AIM
Pictures do not belong in your copy. Repeat all the other data exactly.

Records that describe figures:
== == ==
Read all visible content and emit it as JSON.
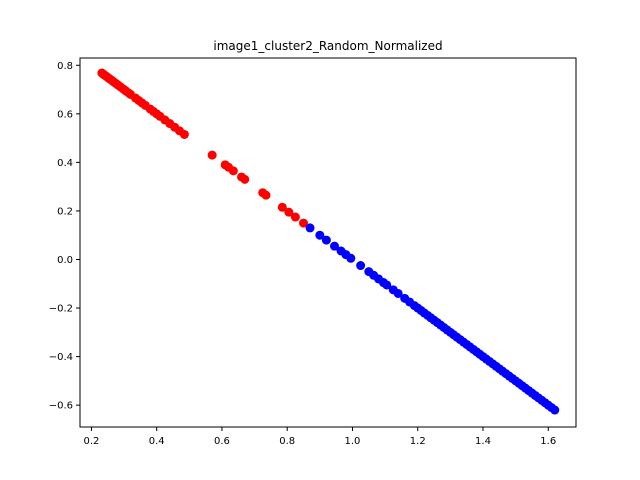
{
  "chart_data": {
    "type": "scatter",
    "title": "image1_cluster2_Random_Normalized",
    "xlabel": "",
    "ylabel": "",
    "xlim": [
      0.165,
      1.685
    ],
    "ylim": [
      -0.69,
      0.83
    ],
    "x_ticks": [
      0.2,
      0.4,
      0.6,
      0.8,
      1.0,
      1.2,
      1.4,
      1.6
    ],
    "x_tick_labels": [
      "0.2",
      "0.4",
      "0.6",
      "0.8",
      "1.0",
      "1.2",
      "1.4",
      "1.6"
    ],
    "y_ticks": [
      -0.6,
      -0.4,
      -0.2,
      0.0,
      0.2,
      0.4,
      0.6,
      0.8
    ],
    "y_tick_labels": [
      "−0.6",
      "−0.4",
      "−0.2",
      "0.0",
      "0.2",
      "0.4",
      "0.6",
      "0.8"
    ],
    "grid": false,
    "line": {
      "slope": -1.0,
      "intercept": 1.0
    },
    "series": [
      {
        "color": "#ff0000",
        "x": [
          0.232,
          0.237,
          0.242,
          0.247,
          0.252,
          0.258,
          0.264,
          0.27,
          0.276,
          0.283,
          0.29,
          0.298,
          0.305,
          0.313,
          0.32,
          0.335,
          0.345,
          0.355,
          0.365,
          0.38,
          0.39,
          0.4,
          0.41,
          0.425,
          0.44,
          0.455,
          0.47,
          0.485,
          0.57,
          0.61,
          0.62,
          0.635,
          0.66,
          0.67,
          0.725,
          0.735,
          0.785,
          0.805,
          0.825,
          0.85
        ],
        "y": [
          0.768,
          0.763,
          0.758,
          0.753,
          0.748,
          0.742,
          0.736,
          0.73,
          0.724,
          0.717,
          0.71,
          0.702,
          0.695,
          0.687,
          0.68,
          0.665,
          0.655,
          0.645,
          0.635,
          0.62,
          0.61,
          0.6,
          0.59,
          0.575,
          0.56,
          0.545,
          0.53,
          0.515,
          0.43,
          0.39,
          0.38,
          0.365,
          0.34,
          0.33,
          0.275,
          0.265,
          0.215,
          0.195,
          0.175,
          0.15
        ]
      },
      {
        "color": "#0000ff",
        "x": [
          0.87,
          0.9,
          0.92,
          0.945,
          0.965,
          0.98,
          0.995,
          1.025,
          1.05,
          1.065,
          1.08,
          1.095,
          1.105,
          1.125,
          1.14,
          1.16,
          1.175,
          1.19,
          1.2,
          1.21,
          1.22,
          1.23,
          1.24,
          1.25,
          1.26,
          1.27,
          1.28,
          1.29,
          1.3,
          1.31,
          1.32,
          1.33,
          1.34,
          1.35,
          1.36,
          1.37,
          1.38,
          1.39,
          1.4,
          1.41,
          1.42,
          1.43,
          1.44,
          1.45,
          1.46,
          1.47,
          1.48,
          1.49,
          1.5,
          1.51,
          1.52,
          1.53,
          1.54,
          1.55,
          1.56,
          1.57,
          1.58,
          1.59,
          1.6,
          1.61,
          1.62
        ],
        "y": [
          0.13,
          0.1,
          0.08,
          0.055,
          0.035,
          0.02,
          0.005,
          -0.025,
          -0.05,
          -0.065,
          -0.08,
          -0.095,
          -0.105,
          -0.125,
          -0.14,
          -0.16,
          -0.175,
          -0.19,
          -0.2,
          -0.21,
          -0.22,
          -0.23,
          -0.24,
          -0.25,
          -0.26,
          -0.27,
          -0.28,
          -0.29,
          -0.3,
          -0.31,
          -0.32,
          -0.33,
          -0.34,
          -0.35,
          -0.36,
          -0.37,
          -0.38,
          -0.39,
          -0.4,
          -0.41,
          -0.42,
          -0.43,
          -0.44,
          -0.45,
          -0.46,
          -0.47,
          -0.48,
          -0.49,
          -0.5,
          -0.51,
          -0.52,
          -0.53,
          -0.54,
          -0.55,
          -0.56,
          -0.57,
          -0.58,
          -0.59,
          -0.6,
          -0.61,
          -0.62
        ]
      }
    ]
  }
}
== == ==
RESULT FOR THIS EXERCISE
Read all visible content and emit it as JSON.
{
  "chart_data": {
    "type": "scatter",
    "title": "image1_cluster2_Random_Normalized",
    "xlabel": "",
    "ylabel": "",
    "xlim": [
      0.165,
      1.685
    ],
    "ylim": [
      -0.69,
      0.83
    ],
    "x_ticks": [
      0.2,
      0.4,
      0.6,
      0.8,
      1.0,
      1.2,
      1.4,
      1.6
    ],
    "x_tick_labels": [
      "0.2",
      "0.4",
      "0.6",
      "0.8",
      "1.0",
      "1.2",
      "1.4",
      "1.6"
    ],
    "y_ticks": [
      -0.6,
      -0.4,
      -0.2,
      0.0,
      0.2,
      0.4,
      0.6,
      0.8
    ],
    "y_tick_labels": [
      "−0.6",
      "−0.4",
      "−0.2",
      "0.0",
      "0.2",
      "0.4",
      "0.6",
      "0.8"
    ],
    "grid": false,
    "line": {
      "slope": -1.0,
      "intercept": 1.0
    },
    "series": [
      {
        "color": "#ff0000",
        "x": [
          0.232,
          0.237,
          0.242,
          0.247,
          0.252,
          0.258,
          0.264,
          0.27,
          0.276,
          0.283,
          0.29,
          0.298,
          0.305,
          0.313,
          0.32,
          0.335,
          0.345,
          0.355,
          0.365,
          0.38,
          0.39,
          0.4,
          0.41,
          0.425,
          0.44,
          0.455,
          0.47,
          0.485,
          0.57,
          0.61,
          0.62,
          0.635,
          0.66,
          0.67,
          0.725,
          0.735,
          0.785,
          0.805,
          0.825,
          0.85
        ],
        "y": [
          0.768,
          0.763,
          0.758,
          0.753,
          0.748,
          0.742,
          0.736,
          0.73,
          0.724,
          0.717,
          0.71,
          0.702,
          0.695,
          0.687,
          0.68,
          0.665,
          0.655,
          0.645,
          0.635,
          0.62,
          0.61,
          0.6,
          0.59,
          0.575,
          0.56,
          0.545,
          0.53,
          0.515,
          0.43,
          0.39,
          0.38,
          0.365,
          0.34,
          0.33,
          0.275,
          0.265,
          0.215,
          0.195,
          0.175,
          0.15
        ]
      },
      {
        "color": "#0000ff",
        "x": [
          0.87,
          0.9,
          0.92,
          0.945,
          0.965,
          0.98,
          0.995,
          1.025,
          1.05,
          1.065,
          1.08,
          1.095,
          1.105,
          1.125,
          1.14,
          1.16,
          1.175,
          1.19,
          1.2,
          1.21,
          1.22,
          1.23,
          1.24,
          1.25,
          1.26,
          1.27,
          1.28,
          1.29,
          1.3,
          1.31,
          1.32,
          1.33,
          1.34,
          1.35,
          1.36,
          1.37,
          1.38,
          1.39,
          1.4,
          1.41,
          1.42,
          1.43,
          1.44,
          1.45,
          1.46,
          1.47,
          1.48,
          1.49,
          1.5,
          1.51,
          1.52,
          1.53,
          1.54,
          1.55,
          1.56,
          1.57,
          1.58,
          1.59,
          1.6,
          1.61,
          1.62
        ],
        "y": [
          0.13,
          0.1,
          0.08,
          0.055,
          0.035,
          0.02,
          0.005,
          -0.025,
          -0.05,
          -0.065,
          -0.08,
          -0.095,
          -0.105,
          -0.125,
          -0.14,
          -0.16,
          -0.175,
          -0.19,
          -0.2,
          -0.21,
          -0.22,
          -0.23,
          -0.24,
          -0.25,
          -0.26,
          -0.27,
          -0.28,
          -0.29,
          -0.3,
          -0.31,
          -0.32,
          -0.33,
          -0.34,
          -0.35,
          -0.36,
          -0.37,
          -0.38,
          -0.39,
          -0.4,
          -0.41,
          -0.42,
          -0.43,
          -0.44,
          -0.45,
          -0.46,
          -0.47,
          -0.48,
          -0.49,
          -0.5,
          -0.51,
          -0.52,
          -0.53,
          -0.54,
          -0.55,
          -0.56,
          -0.57,
          -0.58,
          -0.59,
          -0.6,
          -0.61,
          -0.62
        ]
      }
    ]
  }
}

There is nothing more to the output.